Metin Bölümü:
───
- 440 Okunma
- 0 Yorum
- 0 Beğeni
SACDA YAĞLI KÖMBE
Akşam eve gelirken, ya da sabahleyin kalkıpta kahvaltı yapman gerektiği zaman koş fırına veya bakkala, al birkaç tane ekmek. Ne kadarda kolay değil mi?
Pekiii.. yaşadığın beldede veya köyde fırın yoksa, bakkallar ekmek satmıyorsa, daha doğrusu ekmek satmak adet değil ise (bizde ödünç verilirdi ama kesinlikle satılmazdı) o güzelim kahvaltıyı nasıl almak istersiniz? İşte sorunun cevaplarından birisi;
-İlk akla geleceklerden birisi kömbe olur. Biz ekmek bulamayınca (yufkayı saymazsak) kömbe yerdik. Hani Neron demiş ya “ekmek bulamıyorsanız pasta yiyin” diye bizimkide öyle birşeydi.
O tarihlerde köyde bırakın fırını, fırınlı sobalar bile yoktu. Pazarören’e Bulgaristan’dan göçmenler gelmişlerdi. Onlardan bazıları sanki bir tesis kuruyor gibi çamurdan ve tuğla benzeri birşeylerle sabit bir ev fırını kuruyorlardı ama onunda ömrü kısa oluyordu. Hemde herkes yaptıramıyordu. İmkansızlıklar insanları bazı arayışlar yapmaya zorluyordu. İşte sacda kömbe böyle bir arayışın sonucu olarak kabul edilebilir sanırım.
───
Sunulan Liste:
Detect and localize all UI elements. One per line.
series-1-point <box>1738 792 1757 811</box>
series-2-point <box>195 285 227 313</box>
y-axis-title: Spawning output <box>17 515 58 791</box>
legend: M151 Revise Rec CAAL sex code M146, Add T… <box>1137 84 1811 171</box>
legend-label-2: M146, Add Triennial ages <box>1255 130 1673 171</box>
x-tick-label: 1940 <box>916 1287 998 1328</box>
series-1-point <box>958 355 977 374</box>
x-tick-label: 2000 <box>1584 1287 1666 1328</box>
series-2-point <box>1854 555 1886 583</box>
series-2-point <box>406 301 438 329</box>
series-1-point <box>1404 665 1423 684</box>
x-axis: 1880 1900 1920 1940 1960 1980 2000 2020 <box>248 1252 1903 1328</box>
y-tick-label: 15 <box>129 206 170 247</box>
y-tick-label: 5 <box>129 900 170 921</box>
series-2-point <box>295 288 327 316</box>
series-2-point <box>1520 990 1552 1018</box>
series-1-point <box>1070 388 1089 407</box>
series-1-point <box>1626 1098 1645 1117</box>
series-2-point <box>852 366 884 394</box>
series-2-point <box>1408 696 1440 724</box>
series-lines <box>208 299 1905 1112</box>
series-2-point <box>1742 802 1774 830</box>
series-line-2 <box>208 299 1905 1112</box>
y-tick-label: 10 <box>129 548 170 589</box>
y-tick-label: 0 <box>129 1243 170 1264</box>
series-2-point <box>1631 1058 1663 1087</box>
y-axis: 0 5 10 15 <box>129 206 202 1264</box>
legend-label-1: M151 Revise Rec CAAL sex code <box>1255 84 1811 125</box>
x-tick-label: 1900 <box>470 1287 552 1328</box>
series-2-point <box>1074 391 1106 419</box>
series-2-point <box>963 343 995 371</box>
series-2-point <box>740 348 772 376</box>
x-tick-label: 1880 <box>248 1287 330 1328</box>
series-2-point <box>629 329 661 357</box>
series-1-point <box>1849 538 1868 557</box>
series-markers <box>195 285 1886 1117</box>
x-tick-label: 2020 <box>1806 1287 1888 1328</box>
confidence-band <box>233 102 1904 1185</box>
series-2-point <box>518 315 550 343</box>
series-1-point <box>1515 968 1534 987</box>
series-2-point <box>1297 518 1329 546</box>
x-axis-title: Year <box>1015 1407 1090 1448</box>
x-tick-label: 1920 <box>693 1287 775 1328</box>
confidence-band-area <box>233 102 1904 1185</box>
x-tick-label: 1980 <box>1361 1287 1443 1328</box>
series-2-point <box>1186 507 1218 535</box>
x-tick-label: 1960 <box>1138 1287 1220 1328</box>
───
Yönerge: Sacda yağlı kömbe üzerine olan metni, hiçbir değişiklik yapmadan baştan sona yeniden yazınız. Sunulan listenin metinle hiçbir ilgisi yoktur.

Görev Çözümü:
- 440 Okunma
- 0 Yorum
- 0 Beğeni
SACDA YAĞLI KÖMBE
Akşam eve gelirken, ya da sabahleyin kalkıpta kahvaltı yapman gerektiği zaman koş fırına veya bakkala, al birkaç tane ekmek. Ne kadarda kolay değil mi?
Pekiii.. yaşadığın beldede veya köyde fırın yoksa, bakkallar ekmek satmıyorsa, daha doğrusu ekmek satmak adet değil ise (bizde ödünç verilirdi ama kesinlikle satılmazdı) o güzelim kahvaltıyı nasıl almak istersiniz? İşte sorunun cevaplarından birisi;
-İlk akla geleceklerden birisi kömbe olur. Biz ekmek bulamayınca (yufkayı saymazsak) kömbe yerdik. Hani Neron demiş ya “ekmek bulamıyorsanız pasta yiyin” diye bizimkide öyle birşeydi.
O tarihlerde köyde bırakın fırını, fırınlı sobalar bile yoktu. Pazarören’e Bulgaristan’dan göçmenler gelmişlerdi. Onlardan bazıları sanki bir tesis kuruyor gibi çamurdan ve tuğla benzeri birşeylerle sabit bir ev fırını kuruyorlardı ama onunda ömrü kısa oluyordu. Hemde herkes yaptıramıyordu. İmkansızlıklar insanları bazı arayışlar yapmaya zorluyordu. İşte sacda kömbe böyle bir arayışın sonucu olarak kabul edilebilir sanırım.